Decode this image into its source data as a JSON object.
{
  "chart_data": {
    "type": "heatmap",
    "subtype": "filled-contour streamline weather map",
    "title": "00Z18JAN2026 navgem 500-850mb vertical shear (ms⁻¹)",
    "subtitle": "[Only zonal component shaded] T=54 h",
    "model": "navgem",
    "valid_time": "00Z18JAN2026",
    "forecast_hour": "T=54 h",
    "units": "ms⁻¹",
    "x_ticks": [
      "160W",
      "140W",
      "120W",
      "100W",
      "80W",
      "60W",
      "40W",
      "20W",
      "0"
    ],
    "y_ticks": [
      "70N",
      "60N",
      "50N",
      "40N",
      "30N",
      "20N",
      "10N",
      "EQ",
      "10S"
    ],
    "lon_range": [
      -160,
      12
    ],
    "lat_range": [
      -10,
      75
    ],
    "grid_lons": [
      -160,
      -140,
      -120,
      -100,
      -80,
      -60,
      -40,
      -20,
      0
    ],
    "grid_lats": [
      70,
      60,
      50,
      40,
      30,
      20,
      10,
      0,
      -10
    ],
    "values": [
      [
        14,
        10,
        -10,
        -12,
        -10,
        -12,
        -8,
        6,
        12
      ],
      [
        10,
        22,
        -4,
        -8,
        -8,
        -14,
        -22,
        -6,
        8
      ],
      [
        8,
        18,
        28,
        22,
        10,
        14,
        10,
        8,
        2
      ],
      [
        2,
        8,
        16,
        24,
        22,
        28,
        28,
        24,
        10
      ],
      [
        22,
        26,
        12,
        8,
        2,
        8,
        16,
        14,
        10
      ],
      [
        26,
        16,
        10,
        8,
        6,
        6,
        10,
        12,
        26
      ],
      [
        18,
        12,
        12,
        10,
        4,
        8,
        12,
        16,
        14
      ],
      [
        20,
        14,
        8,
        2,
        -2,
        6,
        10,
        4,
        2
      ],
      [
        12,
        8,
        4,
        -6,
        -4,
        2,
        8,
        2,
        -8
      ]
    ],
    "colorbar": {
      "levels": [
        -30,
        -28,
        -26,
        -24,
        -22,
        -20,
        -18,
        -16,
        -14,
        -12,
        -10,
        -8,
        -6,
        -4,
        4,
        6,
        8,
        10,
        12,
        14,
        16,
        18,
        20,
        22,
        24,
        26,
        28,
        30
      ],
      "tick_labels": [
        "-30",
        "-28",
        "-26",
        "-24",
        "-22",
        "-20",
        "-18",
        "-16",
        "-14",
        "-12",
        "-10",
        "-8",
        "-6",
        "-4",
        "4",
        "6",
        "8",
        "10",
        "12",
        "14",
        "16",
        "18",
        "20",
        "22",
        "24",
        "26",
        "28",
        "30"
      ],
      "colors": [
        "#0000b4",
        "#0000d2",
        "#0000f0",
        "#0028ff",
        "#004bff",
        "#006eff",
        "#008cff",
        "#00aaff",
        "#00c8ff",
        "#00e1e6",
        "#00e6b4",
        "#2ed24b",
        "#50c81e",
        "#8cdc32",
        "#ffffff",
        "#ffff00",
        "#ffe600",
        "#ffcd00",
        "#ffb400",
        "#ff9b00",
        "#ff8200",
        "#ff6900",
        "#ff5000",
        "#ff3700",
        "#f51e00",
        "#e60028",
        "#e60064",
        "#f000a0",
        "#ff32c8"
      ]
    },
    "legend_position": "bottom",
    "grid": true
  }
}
—————
EXERCISE – Restate the data above word for word, please.

ANSWER TO THE EXERCISE –
Decode this image into its source data as a JSON object.
{
  "chart_data": {
    "type": "heatmap",
    "subtype": "filled-contour streamline weather map",
    "title": "00Z18JAN2026 navgem 500-850mb vertical shear (ms⁻¹)",
    "subtitle": "[Only zonal component shaded] T=54 h",
    "model": "navgem",
    "valid_time": "00Z18JAN2026",
    "forecast_hour": "T=54 h",
    "units": "ms⁻¹",
    "x_ticks": [
      "160W",
      "140W",
      "120W",
      "100W",
      "80W",
      "60W",
      "40W",
      "20W",
      "0"
    ],
    "y_ticks": [
      "70N",
      "60N",
      "50N",
      "40N",
      "30N",
      "20N",
      "10N",
      "EQ",
      "10S"
    ],
    "lon_range": [
      -160,
      12
    ],
    "lat_range": [
      -10,
      75
    ],
    "grid_lons": [
      -160,
      -140,
      -120,
      -100,
      -80,
      -60,
      -40,
      -20,
      0
    ],
    "grid_lats": [
      70,
      60,
      50,
      40,
      30,
      20,
      10,
      0,
      -10
    ],
    "values": [
      [
        14,
        10,
        -10,
        -12,
        -10,
        -12,
        -8,
        6,
        12
      ],
      [
        10,
        22,
        -4,
        -8,
        -8,
        -14,
        -22,
        -6,
        8
      ],
      [
        8,
        18,
        28,
        22,
        10,
        14,
        10,
        8,
        2
      ],
      [
        2,
        8,
        16,
        24,
        22,
        28,
        28,
        24,
        10
      ],
      [
        22,
        26,
        12,
        8,
        2,
        8,
        16,
        14,
        10
      ],
      [
        26,
        16,
        10,
        8,
        6,
        6,
        10,
        12,
        26
      ],
      [
        18,
        12,
        12,
        10,
        4,
        8,
        12,
        16,
        14
      ],
      [
        20,
        14,
        8,
        2,
        -2,
        6,
        10,
        4,
        2
      ],
      [
        12,
        8,
        4,
        -6,
        -4,
        2,
        8,
        2,
        -8
      ]
    ],
    "colorbar": {
      "levels": [
        -30,
        -28,
        -26,
        -24,
        -22,
        -20,
        -18,
        -16,
        -14,
        -12,
        -10,
        -8,
        -6,
        -4,
        4,
        6,
        8,
        10,
        12,
        14,
        16,
        18,
        20,
        22,
        24,
        26,
        28,
        30
      ],
      "tick_labels": [
        "-30",
        "-28",
        "-26",
        "-24",
        "-22",
        "-20",
        "-18",
        "-16",
        "-14",
        "-12",
        "-10",
        "-8",
        "-6",
        "-4",
        "4",
        "6",
        "8",
        "10",
        "12",
        "14",
        "16",
        "18",
        "20",
        "22",
        "24",
        "26",
        "28",
        "30"
      ],
      "colors": [
        "#0000b4",
        "#0000d2",
        "#0000f0",
        "#0028ff",
        "#004bff",
        "#006eff",
        "#008cff",
        "#00aaff",
        "#00c8ff",
        "#00e1e6",
        "#00e6b4",
        "#2ed24b",
        "#50c81e",
        "#8cdc32",
        "#ffffff",
        "#ffff00",
        "#ffe600",
        "#ffcd00",
        "#ffb400",
        "#ff9b00",
        "#ff8200",
        "#ff6900",
        "#ff5000",
        "#ff3700",
        "#f51e00",
        "#e60028",
        "#e60064",
        "#f000a0",
        "#ff32c8"
      ]
    },
    "legend_position": "bottom",
    "grid": true
  }
}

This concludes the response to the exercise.